[BEGIN Data supplied]

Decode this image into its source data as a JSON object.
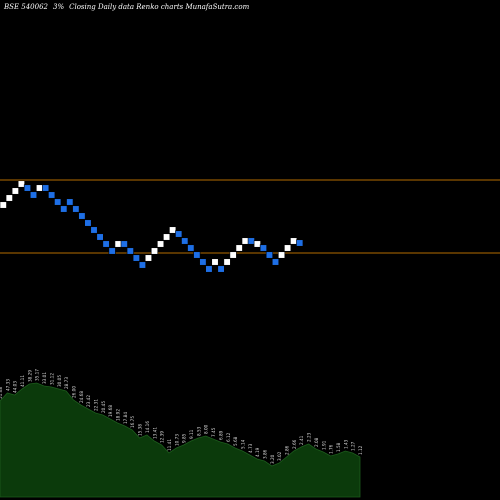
{
  "header": {
    "symbol": "BSE 540062",
    "brick": "3%",
    "chart_title": "Closing Daily data Renko charts MunafaSutra.com"
  },
  "colors": {
    "background": "#000000",
    "up_brick": "#ffffff",
    "down_brick": "#1e6fe6",
    "level_line": "#b36b00",
    "volume_fill": "#0b3a0b",
    "volume_text": "#dddddd"
  },
  "chart_data": {
    "type": "renko",
    "grid": false,
    "levels": [
      180,
      253
    ],
    "bricks": [
      {
        "dir": "up",
        "level": 205
      },
      {
        "dir": "up",
        "level": 198
      },
      {
        "dir": "up",
        "level": 191
      },
      {
        "dir": "up",
        "level": 184
      },
      {
        "dir": "down",
        "level": 188
      },
      {
        "dir": "down",
        "level": 195
      },
      {
        "dir": "up",
        "level": 188
      },
      {
        "dir": "down",
        "level": 188
      },
      {
        "dir": "down",
        "level": 195
      },
      {
        "dir": "down",
        "level": 202
      },
      {
        "dir": "down",
        "level": 209
      },
      {
        "dir": "down",
        "level": 202
      },
      {
        "dir": "down",
        "level": 209
      },
      {
        "dir": "down",
        "level": 216
      },
      {
        "dir": "down",
        "level": 223
      },
      {
        "dir": "down",
        "level": 230
      },
      {
        "dir": "down",
        "level": 237
      },
      {
        "dir": "down",
        "level": 244
      },
      {
        "dir": "down",
        "level": 251
      },
      {
        "dir": "up",
        "level": 244
      },
      {
        "dir": "down",
        "level": 244
      },
      {
        "dir": "down",
        "level": 251
      },
      {
        "dir": "down",
        "level": 258
      },
      {
        "dir": "down",
        "level": 265
      },
      {
        "dir": "up",
        "level": 258
      },
      {
        "dir": "up",
        "level": 251
      },
      {
        "dir": "up",
        "level": 244
      },
      {
        "dir": "up",
        "level": 237
      },
      {
        "dir": "up",
        "level": 230
      },
      {
        "dir": "down",
        "level": 234
      },
      {
        "dir": "down",
        "level": 241
      },
      {
        "dir": "down",
        "level": 248
      },
      {
        "dir": "down",
        "level": 255
      },
      {
        "dir": "down",
        "level": 262
      },
      {
        "dir": "down",
        "level": 269
      },
      {
        "dir": "up",
        "level": 262
      },
      {
        "dir": "down",
        "level": 269
      },
      {
        "dir": "up",
        "level": 262
      },
      {
        "dir": "up",
        "level": 255
      },
      {
        "dir": "up",
        "level": 248
      },
      {
        "dir": "up",
        "level": 241
      },
      {
        "dir": "down",
        "level": 241
      },
      {
        "dir": "up",
        "level": 244
      },
      {
        "dir": "down",
        "level": 248
      },
      {
        "dir": "down",
        "level": 255
      },
      {
        "dir": "down",
        "level": 262
      },
      {
        "dir": "up",
        "level": 255
      },
      {
        "dir": "up",
        "level": 248
      },
      {
        "dir": "up",
        "level": 241
      },
      {
        "dir": "down",
        "level": 243
      }
    ],
    "volume": {
      "values": [
        96,
        104,
        102,
        108,
        113,
        114,
        111,
        110,
        108,
        106,
        97,
        92,
        88,
        84,
        82,
        78,
        74,
        71,
        67,
        59,
        62,
        56,
        52,
        44,
        49,
        52,
        56,
        59,
        61,
        58,
        55,
        53,
        49,
        46,
        42,
        38,
        36,
        31,
        34,
        40,
        46,
        50,
        53,
        48,
        45,
        41,
        43,
        46,
        44,
        40
      ],
      "labels": [
        "51.68",
        "47.33",
        "44.03",
        "41.11",
        "38.29",
        "35.17",
        "33.01",
        "31.12",
        "30.05",
        "28.73",
        "26.00",
        "24.68",
        "23.42",
        "22.31",
        "20.45",
        "19.68",
        "18.92",
        "17.84",
        "16.75",
        "15.38",
        "14.16",
        "13.41",
        "12.39",
        "11.41",
        "10.73",
        "9.85",
        "9.11",
        "8.53",
        "8.00",
        "7.45",
        "6.89",
        "6.12",
        "5.68",
        "5.14",
        "4.73",
        "4.19",
        "3.86",
        "3.20",
        "3.02",
        "2.86",
        "2.66",
        "2.41",
        "2.23",
        "2.08",
        "1.91",
        "1.76",
        "1.58",
        "1.43",
        "1.27",
        "1.12"
      ]
    }
  }
}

[END Data supplied]

Given request: Restate the data above exactly, stripping out each image.

Full response:
Decode this image into its source data as a JSON object.
{
  "header": {
    "symbol": "BSE 540062",
    "brick": "3%",
    "chart_title": "Closing Daily data Renko charts MunafaSutra.com"
  },
  "colors": {
    "background": "#000000",
    "up_brick": "#ffffff",
    "down_brick": "#1e6fe6",
    "level_line": "#b36b00",
    "volume_fill": "#0b3a0b",
    "volume_text": "#dddddd"
  },
  "chart_data": {
    "type": "renko",
    "grid": false,
    "levels": [
      180,
      253
    ],
    "bricks": [
      {
        "dir": "up",
        "level": 205
      },
      {
        "dir": "up",
        "level": 198
      },
      {
        "dir": "up",
        "level": 191
      },
      {
        "dir": "up",
        "level": 184
      },
      {
        "dir": "down",
        "level": 188
      },
      {
        "dir": "down",
        "level": 195
      },
      {
        "dir": "up",
        "level": 188
      },
      {
        "dir": "down",
        "level": 188
      },
      {
        "dir": "down",
        "level": 195
      },
      {
        "dir": "down",
        "level": 202
      },
      {
        "dir": "down",
        "level": 209
      },
      {
        "dir": "down",
        "level": 202
      },
      {
        "dir": "down",
        "level": 209
      },
      {
        "dir": "down",
        "level": 216
      },
      {
        "dir": "down",
        "level": 223
      },
      {
        "dir": "down",
        "level": 230
      },
      {
        "dir": "down",
        "level": 237
      },
      {
        "dir": "down",
        "level": 244
      },
      {
        "dir": "down",
        "level": 251
      },
      {
        "dir": "up",
        "level": 244
      },
      {
        "dir": "down",
        "level": 244
      },
      {
        "dir": "down",
        "level": 251
      },
      {
        "dir": "down",
        "level": 258
      },
      {
        "dir": "down",
        "level": 265
      },
      {
        "dir": "up",
        "level": 258
      },
      {
        "dir": "up",
        "level": 251
      },
      {
        "dir": "up",
        "level": 244
      },
      {
        "dir": "up",
        "level": 237
      },
      {
        "dir": "up",
        "level": 230
      },
      {
        "dir": "down",
        "level": 234
      },
      {
        "dir": "down",
        "level": 241
      },
      {
        "dir": "down",
        "level": 248
      },
      {
        "dir": "down",
        "level": 255
      },
      {
        "dir": "down",
        "level": 262
      },
      {
        "dir": "down",
        "level": 269
      },
      {
        "dir": "up",
        "level": 262
      },
      {
        "dir": "down",
        "level": 269
      },
      {
        "dir": "up",
        "level": 262
      },
      {
        "dir": "up",
        "level": 255
      },
      {
        "dir": "up",
        "level": 248
      },
      {
        "dir": "up",
        "level": 241
      },
      {
        "dir": "down",
        "level": 241
      },
      {
        "dir": "up",
        "level": 244
      },
      {
        "dir": "down",
        "level": 248
      },
      {
        "dir": "down",
        "level": 255
      },
      {
        "dir": "down",
        "level": 262
      },
      {
        "dir": "up",
        "level": 255
      },
      {
        "dir": "up",
        "level": 248
      },
      {
        "dir": "up",
        "level": 241
      },
      {
        "dir": "down",
        "level": 243
      }
    ],
    "volume": {
      "values": [
        96,
        104,
        102,
        108,
        113,
        114,
        111,
        110,
        108,
        106,
        97,
        92,
        88,
        84,
        82,
        78,
        74,
        71,
        67,
        59,
        62,
        56,
        52,
        44,
        49,
        52,
        56,
        59,
        61,
        58,
        55,
        53,
        49,
        46,
        42,
        38,
        36,
        31,
        34,
        40,
        46,
        50,
        53,
        48,
        45,
        41,
        43,
        46,
        44,
        40
      ],
      "labels": [
        "51.68",
        "47.33",
        "44.03",
        "41.11",
        "38.29",
        "35.17",
        "33.01",
        "31.12",
        "30.05",
        "28.73",
        "26.00",
        "24.68",
        "23.42",
        "22.31",
        "20.45",
        "19.68",
        "18.92",
        "17.84",
        "16.75",
        "15.38",
        "14.16",
        "13.41",
        "12.39",
        "11.41",
        "10.73",
        "9.85",
        "9.11",
        "8.53",
        "8.00",
        "7.45",
        "6.89",
        "6.12",
        "5.68",
        "5.14",
        "4.73",
        "4.19",
        "3.86",
        "3.20",
        "3.02",
        "2.86",
        "2.66",
        "2.41",
        "2.23",
        "2.08",
        "1.91",
        "1.76",
        "1.58",
        "1.43",
        "1.27",
        "1.12"
      ]
    }
  }
}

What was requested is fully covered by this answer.